Records from a data source
begin

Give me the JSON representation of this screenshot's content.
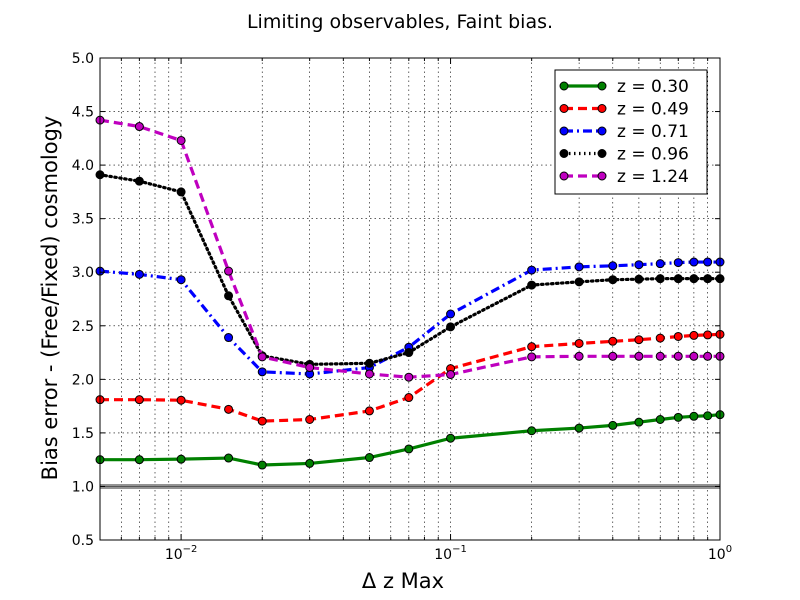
{
  "chart_data": {
    "type": "line",
    "title": "Limiting observables, Faint bias.",
    "xlabel": "Δ z Max",
    "ylabel": "Bias error - (Free/Fixed) cosmology",
    "xscale": "log",
    "xlim": [
      0.005,
      1.0
    ],
    "ylim": [
      0.5,
      5.0
    ],
    "grid": true,
    "legend_position": "top-right",
    "x_tick_labels": [
      {
        "value": 0.01,
        "base": "10",
        "exp": "−2"
      },
      {
        "value": 0.1,
        "base": "10",
        "exp": "−1"
      },
      {
        "value": 1.0,
        "base": "10",
        "exp": "0"
      }
    ],
    "y_tick_labels": [
      "0.5",
      "1.0",
      "1.5",
      "2.0",
      "2.5",
      "3.0",
      "3.5",
      "4.0",
      "4.5",
      "5.0"
    ],
    "reference_line": {
      "y": 1.0,
      "color": "#888888"
    },
    "x": [
      0.005,
      0.007,
      0.01,
      0.015,
      0.02,
      0.03,
      0.05,
      0.07,
      0.1,
      0.2,
      0.3,
      0.4,
      0.5,
      0.6,
      0.7,
      0.8,
      0.9,
      1.0
    ],
    "series": [
      {
        "name": "z = 0.30",
        "color": "#008000",
        "dash": "solid",
        "values": [
          1.25,
          1.25,
          1.255,
          1.265,
          1.2,
          1.215,
          1.27,
          1.35,
          1.45,
          1.52,
          1.545,
          1.57,
          1.6,
          1.625,
          1.645,
          1.655,
          1.66,
          1.67
        ]
      },
      {
        "name": "z = 0.49",
        "color": "#ff0000",
        "dash": "dashed",
        "values": [
          1.81,
          1.81,
          1.805,
          1.72,
          1.61,
          1.625,
          1.705,
          1.83,
          2.1,
          2.305,
          2.335,
          2.355,
          2.37,
          2.385,
          2.4,
          2.41,
          2.415,
          2.42
        ]
      },
      {
        "name": "z = 0.71",
        "color": "#0000ff",
        "dash": "dashdot",
        "values": [
          3.01,
          2.98,
          2.93,
          2.39,
          2.07,
          2.05,
          2.11,
          2.3,
          2.61,
          3.02,
          3.05,
          3.06,
          3.07,
          3.08,
          3.09,
          3.095,
          3.095,
          3.095
        ]
      },
      {
        "name": "z = 0.96",
        "color": "#000000",
        "dash": "dotted",
        "values": [
          3.91,
          3.85,
          3.75,
          2.78,
          2.22,
          2.14,
          2.15,
          2.25,
          2.49,
          2.88,
          2.91,
          2.93,
          2.935,
          2.94,
          2.94,
          2.94,
          2.94,
          2.94
        ]
      },
      {
        "name": "z = 1.24",
        "color": "#bf00bf",
        "dash": "dashed",
        "values": [
          4.42,
          4.36,
          4.23,
          3.01,
          2.21,
          2.11,
          2.05,
          2.02,
          2.045,
          2.21,
          2.215,
          2.215,
          2.215,
          2.215,
          2.215,
          2.215,
          2.215,
          2.215
        ]
      }
    ]
  }
}
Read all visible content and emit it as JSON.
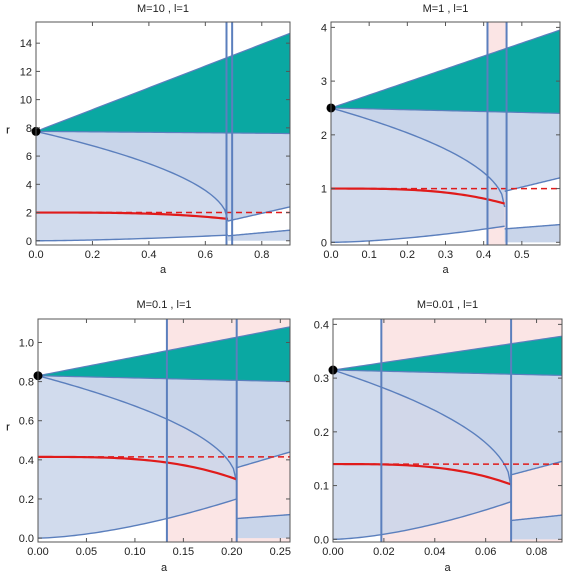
{
  "chart_data": [
    {
      "type": "area",
      "title": "M=10 , l=1",
      "xlabel": "a",
      "ylabel": "r",
      "xlim": [
        0,
        0.9
      ],
      "ylim": [
        -0.3,
        15.5
      ],
      "xticks": [
        0.0,
        0.2,
        0.4,
        0.6,
        0.8
      ],
      "xtick_labels": [
        "0.0",
        "0.2",
        "0.4",
        "0.6",
        "0.8"
      ],
      "yticks": [
        0,
        2,
        4,
        6,
        8,
        10,
        12,
        14
      ],
      "ytick_labels": [
        "0",
        "2",
        "4",
        "6",
        "8",
        "10",
        "12",
        "14"
      ],
      "critical_a": 0.68,
      "vlines": [
        0.675,
        0.695
      ],
      "shaded_band": null,
      "black_point": {
        "x": 0.0,
        "y": 7.75
      },
      "teal_region": {
        "top_start": 7.75,
        "top_end": 14.7,
        "bottom_start": 7.75,
        "bottom_end": 7.6
      },
      "blue_upper_boundary": {
        "start": 7.75,
        "end": 2.3
      },
      "red_solid": {
        "start": 2.0,
        "end_at_critical": 1.55
      },
      "red_dashed_level": 2.0,
      "lower_branch": {
        "end_at_critical": 0.4
      },
      "post_critical": {
        "upper_start": 1.4,
        "upper_end": 2.4,
        "lower_start": 0.35,
        "lower_end": 0.75
      }
    },
    {
      "type": "area",
      "title": "M=1 , l=1",
      "xlabel": "a",
      "ylabel": "r",
      "xlim": [
        0,
        0.6
      ],
      "ylim": [
        -0.05,
        4.1
      ],
      "xticks": [
        0.0,
        0.1,
        0.2,
        0.3,
        0.4,
        0.5
      ],
      "xtick_labels": [
        "0.0",
        "0.1",
        "0.2",
        "0.3",
        "0.4",
        "0.5"
      ],
      "yticks": [
        0,
        1,
        2,
        3,
        4
      ],
      "ytick_labels": [
        "0",
        "1",
        "2",
        "3",
        "4"
      ],
      "critical_a": 0.455,
      "vlines": [
        0.41,
        0.46
      ],
      "shaded_band": [
        0.41,
        0.46
      ],
      "black_point": {
        "x": 0.0,
        "y": 2.5
      },
      "teal_region": {
        "top_start": 2.5,
        "top_end": 3.95,
        "bottom_start": 2.5,
        "bottom_end": 2.4
      },
      "blue_upper_boundary": {
        "start": 2.5,
        "end": 0.6
      },
      "red_solid": {
        "start": 1.0,
        "end_at_critical": 0.72
      },
      "red_dashed_level": 1.0,
      "lower_branch": {
        "end_at_critical": 0.3
      },
      "post_critical": {
        "upper_start": 0.95,
        "upper_end": 1.2,
        "lower_start": 0.25,
        "lower_end": 0.33
      }
    },
    {
      "type": "area",
      "title": "M=0.1 , l=1",
      "xlabel": "a",
      "ylabel": "r",
      "xlim": [
        0,
        0.26
      ],
      "ylim": [
        -0.02,
        1.12
      ],
      "xticks": [
        0.0,
        0.05,
        0.1,
        0.15,
        0.2,
        0.25
      ],
      "xtick_labels": [
        "0.00",
        "0.05",
        "0.10",
        "0.15",
        "0.20",
        "0.25"
      ],
      "yticks": [
        0.0,
        0.2,
        0.4,
        0.6,
        0.8,
        1.0
      ],
      "ytick_labels": [
        "0.0",
        "0.2",
        "0.4",
        "0.6",
        "0.8",
        "1.0"
      ],
      "critical_a": 0.205,
      "vlines": [
        0.133,
        0.205
      ],
      "shaded_band": [
        0.133,
        0.26
      ],
      "black_point": {
        "x": 0.0,
        "y": 0.83
      },
      "teal_region": {
        "top_start": 0.83,
        "top_end": 1.08,
        "bottom_start": 0.83,
        "bottom_end": 0.8
      },
      "blue_upper_boundary": {
        "start": 0.83,
        "end": 0.33
      },
      "red_solid": {
        "start": 0.415,
        "end_at_critical": 0.3
      },
      "red_dashed_level": 0.415,
      "lower_branch": {
        "end_at_critical": 0.2
      },
      "post_critical": {
        "upper_start": 0.36,
        "upper_end": 0.44,
        "lower_start": 0.1,
        "lower_end": 0.12
      }
    },
    {
      "type": "area",
      "title": "M=0.01 , l=1",
      "xlabel": "a",
      "ylabel": "r",
      "xlim": [
        0,
        0.09
      ],
      "ylim": [
        -0.005,
        0.41
      ],
      "xticks": [
        0.0,
        0.02,
        0.04,
        0.06,
        0.08
      ],
      "xtick_labels": [
        "0.00",
        "0.02",
        "0.04",
        "0.06",
        "0.08"
      ],
      "yticks": [
        0.0,
        0.1,
        0.2,
        0.3,
        0.4
      ],
      "ytick_labels": [
        "0.0",
        "0.1",
        "0.2",
        "0.3",
        "0.4"
      ],
      "critical_a": 0.07,
      "vlines": [
        0.019,
        0.07
      ],
      "shaded_band": [
        0.019,
        0.09
      ],
      "black_point": {
        "x": 0.0,
        "y": 0.315
      },
      "teal_region": {
        "top_start": 0.315,
        "top_end": 0.378,
        "bottom_start": 0.315,
        "bottom_end": 0.305
      },
      "blue_upper_boundary": {
        "start": 0.315,
        "end": 0.12
      },
      "red_solid": {
        "start": 0.14,
        "end_at_critical": 0.102
      },
      "red_dashed_level": 0.14,
      "lower_branch": {
        "end_at_critical": 0.07
      },
      "post_critical": {
        "upper_start": 0.12,
        "upper_end": 0.145,
        "lower_start": 0.035,
        "lower_end": 0.045
      }
    }
  ],
  "colors": {
    "teal": "#0aa8a2",
    "blue_fill": "#c9d5ea",
    "blue_line": "#5b7fbd",
    "pink_band": "#fbe5e5",
    "red": "#e01b1b",
    "frame": "#555555",
    "point": "#000000"
  }
}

end

### SET TASK
Write out every line of the entries that holds the word "content".

### FINISHED ANSWER
Give me the JSON representation of this screenshot's content.
Read all visible content and emit it as JSON.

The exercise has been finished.